Saved entries:
=======

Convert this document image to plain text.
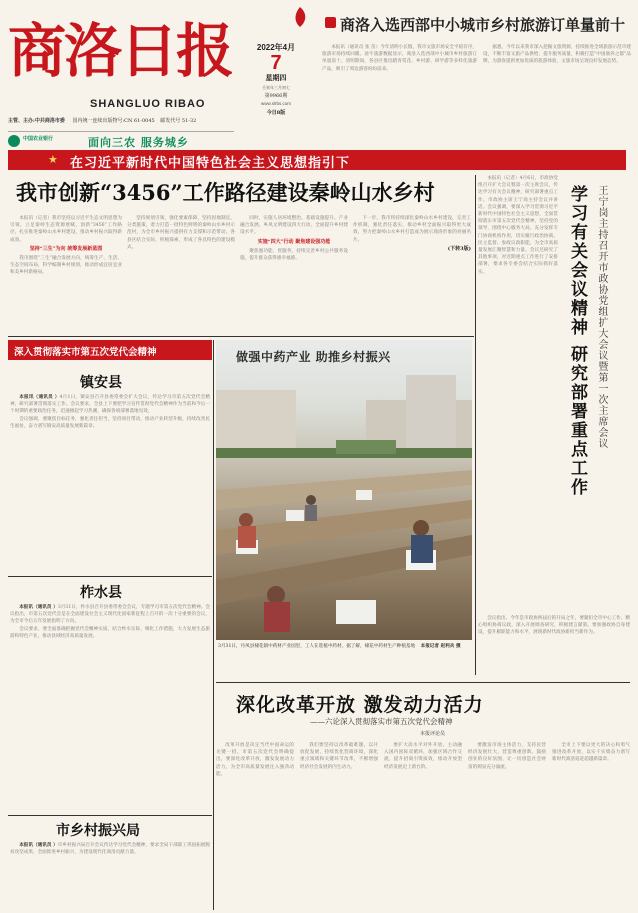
商洛日报
SHANGLUO RIBAO
2022年4月
7
星期四
壬寅年三月初七
第9966期
www.slrbs.com
今日8版
主管、主办:中共商洛市委 国内统一连续出版物号:CN 61-0045 邮发代号 51-32
中国农业银行	面向三农 服务城乡
商洛入选西部中小城市乡村旅游订单量前十

本报讯（通讯员 张 苗）今年清明小长假，我市文旅市场安全平稳有序，旅游市场持续回暖。途牛旅游数据显示，商洛入选西部中小城市乡村旅游订单量前十。清明期间，各县区推出踏青赏花、乡村游、研学游等多样化旅游产品，吸引了周边游客纷纷前来。

据悉，今年以来我市深入挖掘文旅资源，持续推进全域旅游示范市建设，不断丰富文旅产品供给，提升服务质量，积极打造“中国康养之都”品牌，为游客提供更加优质的旅游体验，文旅市场呈现良好发展态势。

★ 在习近平新时代中国特色社会主义思想指引下
我市创新“3456”工作路径建设秦岭山水乡村

本报讯（记者）我市坚持以习近平生态文明思想为引领，立足秦岭生态资源禀赋，创新“3456”工作路径，扎实推进秦岭山水乡村建设，推动乡村振兴取得新成效。

坚持“三生”为向 统筹发展新蓝图

我市围绕“三生”融合发展方向，统筹生产、生活、生态空间布局，科学编制乡村规划，推动形成宜居宜业和美乡村新格局。

坚持规划引领，强化要素保障，坚持因地制宜、分类施策，着力打造一批特色鲜明的秦岭山水乡村示范村，为全市乡村振兴提供有力支撑和示范带动。各县区结合实际，积极探索，形成了各具特色的建设模式。

同时，实施人居环境整治、基础设施提升、产业融合发展、乡风文明建设四大行动，全面提升乡村建设水平。

实施“四大”行动 聚焦建设强功能

聚焦强功能、优服务，持续完善乡村公共服务设施，提升群众获得感幸福感。

下一步，我市将持续深化秦岭山水乡村建设，完善工作机制，强化责任落实，推动乡村全面振兴取得更大成效，努力把秦岭山水乡村打造成为展示商洛形象的亮丽名片。

(下转3版)

本报讯（记者）4月6日，市政协党组召开扩大会议暨第一次主席会议，传达学习有关会议精神，研究部署重点工作。市政协主席王宁岗主持会议并讲话。会议强调，要深入学习贯彻习近平新时代中国特色社会主义思想，全面贯彻落实市第五次党代会精神，坚持党的领导，围绕中心服务大局，充分发挥专门协商机构作用，切实履行政治协商、民主监督、参政议政职能，为全市高质量发展汇聚智慧和力量。会议还研究了其他事项，对近期重点工作进行了安排部署，要求各专委会结合实际抓好落实。	学习有关会议精神 研究部署重点工作 王宁岗主持召开市政协党组扩大会议暨第一次主席会议

会议指出，今年是市政协换届后的开局之年，要紧扣全市中心工作，精心组织协商议政，深入开展调查研究，积极建言献策。要加强政协自身建设，提升履职能力和水平，展现新时代政协新担当新作为。

深入贯彻落实市第五次党代会精神
镇安县

本报讯（通讯员 ）4月1日，镇安县召开县委常委会扩大会议，传达学习市第五次党代会精神，研究部署贯彻落实工作。会议要求，全县上下要把学习宣传贯彻党代会精神作为当前和今后一个时期的重要政治任务，迅速掀起学习热潮，确保各项部署落地见效。

会议强调，要聚焦目标任务，强化责任担当，坚持项目带动，推动产业转型升级，持续改善民生福祉，奋力谱写镇安高质量发展新篇章。

柞水县

本报讯（通讯员 ）3月31日，柞水县召开县委常委会会议，专题学习市第五次党代会精神。会议指出，市第五次党代会是在全面建设社会主义现代化国家新征程上召开的一次十分重要的会议，为全市今后五年发展指明了方向。

会议要求，要全面准确把握党代会精神实质，结合柞水实际，细化工作措施，大力发展生态旅游和特色产业，推动县域经济高质量发展。

市乡村振兴局

本报讯（通讯员 ）市乡村振兴局召开会议传达学习党代会精神，要求全局干部职工巩固拓展脱贫攻坚成果，全面推进乡村振兴，为建设现代化商洛贡献力量。

做强中药产业 助推乡村振兴
3月31日，丹凤县棣花镇中药材产业园里，工人在选植中药材。据了解，棣花中药材生产种植基地 本报记者 赵利兵 摄
深化改革开放 激发动力活力
——六论深入贯彻落实市第五次党代会精神
本报评论员

改革开放是决定当代中国命运的关键一招。市第五次党代会明确提出，要深化改革开放，激发发展动力活力，为全市高质量发展注入强劲动能。

我们要坚持以改革破难题、以开放促发展，持续优化营商环境，深化重点领域和关键环节改革，不断增强经济社会发展的内生动力。

要扩大高水平对外开放，主动融入国内国际双循环，加强区域合作交流，提升招商引资质效，推动开放型经济发展迈上新台阶。

要激发市场主体活力，支持民营经济发展壮大，营造尊重创新、鼓励创业的良好氛围，让一切创造社会财富的源泉充分涌流。

全市上下要以更大的决心和勇气推进改革开放，以实干实绩奋力谱写新时代商洛追赶超越新篇章。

=======

Each line containing the word "会议强调" counts once; say how many such lines there are, giving only the number.

Answer: 2